-- BEGIN Data for the task --

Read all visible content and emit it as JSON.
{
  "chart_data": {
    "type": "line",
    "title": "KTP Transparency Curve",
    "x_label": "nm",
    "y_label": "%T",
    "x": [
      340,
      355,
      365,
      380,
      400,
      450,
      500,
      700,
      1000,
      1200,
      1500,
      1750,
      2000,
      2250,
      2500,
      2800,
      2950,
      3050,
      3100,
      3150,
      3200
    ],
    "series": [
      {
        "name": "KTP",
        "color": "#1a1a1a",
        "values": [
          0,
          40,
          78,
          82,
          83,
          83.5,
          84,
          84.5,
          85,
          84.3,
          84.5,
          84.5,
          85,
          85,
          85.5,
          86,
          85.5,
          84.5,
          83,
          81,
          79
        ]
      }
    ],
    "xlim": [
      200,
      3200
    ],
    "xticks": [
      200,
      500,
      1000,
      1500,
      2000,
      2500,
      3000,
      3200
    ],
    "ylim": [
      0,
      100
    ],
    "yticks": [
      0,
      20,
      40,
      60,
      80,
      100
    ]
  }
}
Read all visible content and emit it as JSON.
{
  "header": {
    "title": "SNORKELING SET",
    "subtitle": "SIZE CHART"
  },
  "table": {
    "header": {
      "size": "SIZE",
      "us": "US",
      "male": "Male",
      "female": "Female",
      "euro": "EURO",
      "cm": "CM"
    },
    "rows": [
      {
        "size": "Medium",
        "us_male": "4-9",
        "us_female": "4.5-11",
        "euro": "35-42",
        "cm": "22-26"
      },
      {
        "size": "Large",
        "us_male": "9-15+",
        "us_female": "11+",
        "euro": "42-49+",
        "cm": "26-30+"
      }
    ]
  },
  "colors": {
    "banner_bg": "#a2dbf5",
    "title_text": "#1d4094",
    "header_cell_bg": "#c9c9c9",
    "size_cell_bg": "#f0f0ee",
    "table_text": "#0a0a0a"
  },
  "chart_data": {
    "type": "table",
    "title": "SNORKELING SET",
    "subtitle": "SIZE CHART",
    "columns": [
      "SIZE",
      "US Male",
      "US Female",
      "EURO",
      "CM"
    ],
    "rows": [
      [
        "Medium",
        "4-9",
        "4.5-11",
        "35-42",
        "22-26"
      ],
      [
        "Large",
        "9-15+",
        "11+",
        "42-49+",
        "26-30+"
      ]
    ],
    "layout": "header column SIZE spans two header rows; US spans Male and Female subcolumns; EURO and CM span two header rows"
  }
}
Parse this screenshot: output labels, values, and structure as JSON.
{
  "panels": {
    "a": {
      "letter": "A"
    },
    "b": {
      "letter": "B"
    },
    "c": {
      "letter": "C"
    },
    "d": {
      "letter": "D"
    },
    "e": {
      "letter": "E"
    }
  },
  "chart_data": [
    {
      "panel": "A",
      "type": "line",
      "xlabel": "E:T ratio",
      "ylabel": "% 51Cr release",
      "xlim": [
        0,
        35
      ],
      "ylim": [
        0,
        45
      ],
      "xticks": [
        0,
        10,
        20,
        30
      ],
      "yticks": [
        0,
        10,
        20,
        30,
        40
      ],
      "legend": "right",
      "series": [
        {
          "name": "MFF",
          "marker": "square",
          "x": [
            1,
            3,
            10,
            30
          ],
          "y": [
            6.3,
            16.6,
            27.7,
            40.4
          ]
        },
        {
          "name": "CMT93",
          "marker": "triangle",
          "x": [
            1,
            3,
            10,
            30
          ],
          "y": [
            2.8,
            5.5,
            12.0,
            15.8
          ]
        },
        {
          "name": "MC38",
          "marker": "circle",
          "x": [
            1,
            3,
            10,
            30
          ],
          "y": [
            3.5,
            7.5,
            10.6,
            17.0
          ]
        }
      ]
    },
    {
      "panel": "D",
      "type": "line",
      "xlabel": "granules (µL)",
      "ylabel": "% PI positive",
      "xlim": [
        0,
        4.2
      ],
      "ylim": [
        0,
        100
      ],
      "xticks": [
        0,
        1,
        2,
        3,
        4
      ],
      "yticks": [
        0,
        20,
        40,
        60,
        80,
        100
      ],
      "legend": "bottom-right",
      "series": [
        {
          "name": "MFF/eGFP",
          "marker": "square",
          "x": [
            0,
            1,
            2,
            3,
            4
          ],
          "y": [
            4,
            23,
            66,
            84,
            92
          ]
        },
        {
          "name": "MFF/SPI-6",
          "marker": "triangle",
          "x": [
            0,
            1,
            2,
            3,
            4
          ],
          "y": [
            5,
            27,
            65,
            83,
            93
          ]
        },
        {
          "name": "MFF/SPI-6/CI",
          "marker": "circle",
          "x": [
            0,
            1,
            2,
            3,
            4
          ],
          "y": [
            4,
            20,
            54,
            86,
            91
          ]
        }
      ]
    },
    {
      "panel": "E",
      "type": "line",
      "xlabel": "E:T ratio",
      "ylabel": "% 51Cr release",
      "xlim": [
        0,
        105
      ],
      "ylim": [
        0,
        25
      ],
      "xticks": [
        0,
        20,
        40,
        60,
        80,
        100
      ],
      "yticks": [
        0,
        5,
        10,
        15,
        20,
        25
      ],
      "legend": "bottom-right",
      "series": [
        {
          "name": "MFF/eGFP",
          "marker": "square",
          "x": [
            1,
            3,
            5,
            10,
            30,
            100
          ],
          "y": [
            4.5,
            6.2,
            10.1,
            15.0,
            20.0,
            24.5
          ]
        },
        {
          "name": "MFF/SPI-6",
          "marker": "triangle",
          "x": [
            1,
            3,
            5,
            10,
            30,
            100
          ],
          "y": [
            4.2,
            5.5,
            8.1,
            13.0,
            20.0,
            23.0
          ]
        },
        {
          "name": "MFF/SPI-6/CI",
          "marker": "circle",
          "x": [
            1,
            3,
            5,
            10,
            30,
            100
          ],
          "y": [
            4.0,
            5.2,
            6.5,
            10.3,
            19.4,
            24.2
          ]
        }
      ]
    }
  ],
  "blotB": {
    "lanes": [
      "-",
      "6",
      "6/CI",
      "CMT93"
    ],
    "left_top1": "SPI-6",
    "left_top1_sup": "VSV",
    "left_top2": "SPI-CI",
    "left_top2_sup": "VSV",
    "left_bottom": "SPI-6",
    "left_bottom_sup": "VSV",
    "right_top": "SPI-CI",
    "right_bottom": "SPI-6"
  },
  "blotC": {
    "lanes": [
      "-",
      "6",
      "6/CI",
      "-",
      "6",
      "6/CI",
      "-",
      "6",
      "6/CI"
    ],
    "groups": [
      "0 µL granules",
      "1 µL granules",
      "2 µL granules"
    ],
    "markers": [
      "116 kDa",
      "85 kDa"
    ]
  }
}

-- END Data for the task --
-- BEGIN Data for the task --

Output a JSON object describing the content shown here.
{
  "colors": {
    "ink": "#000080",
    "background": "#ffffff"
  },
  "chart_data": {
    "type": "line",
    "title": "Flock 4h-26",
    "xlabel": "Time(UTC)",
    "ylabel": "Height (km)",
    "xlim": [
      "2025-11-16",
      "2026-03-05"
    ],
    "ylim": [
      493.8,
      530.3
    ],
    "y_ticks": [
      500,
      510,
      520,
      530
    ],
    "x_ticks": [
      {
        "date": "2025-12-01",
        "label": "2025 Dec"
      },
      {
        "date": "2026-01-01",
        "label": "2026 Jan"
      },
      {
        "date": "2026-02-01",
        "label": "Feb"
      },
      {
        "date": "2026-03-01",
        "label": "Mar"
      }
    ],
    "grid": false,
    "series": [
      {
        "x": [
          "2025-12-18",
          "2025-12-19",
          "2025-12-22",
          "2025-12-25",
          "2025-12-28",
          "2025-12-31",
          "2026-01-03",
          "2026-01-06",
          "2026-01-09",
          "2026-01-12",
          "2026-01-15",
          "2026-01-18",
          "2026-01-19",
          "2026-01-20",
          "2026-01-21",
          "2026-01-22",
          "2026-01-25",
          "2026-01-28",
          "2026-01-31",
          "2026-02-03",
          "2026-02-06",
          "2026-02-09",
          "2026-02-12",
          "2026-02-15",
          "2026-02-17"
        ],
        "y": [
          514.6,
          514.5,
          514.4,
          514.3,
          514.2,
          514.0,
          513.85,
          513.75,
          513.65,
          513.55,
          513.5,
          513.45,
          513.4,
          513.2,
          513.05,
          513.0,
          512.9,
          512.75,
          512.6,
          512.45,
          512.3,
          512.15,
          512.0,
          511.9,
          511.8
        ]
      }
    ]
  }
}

-- END Data for the task --

**Challenge**
Select and copy each line from the data that includes the word "ylabel".

**Result below**
      "ylabel": "% 51Cr release",
      "ylabel": "% PI positive",
      "ylabel": "% 51Cr release",
    "ylabel": "Height (km)",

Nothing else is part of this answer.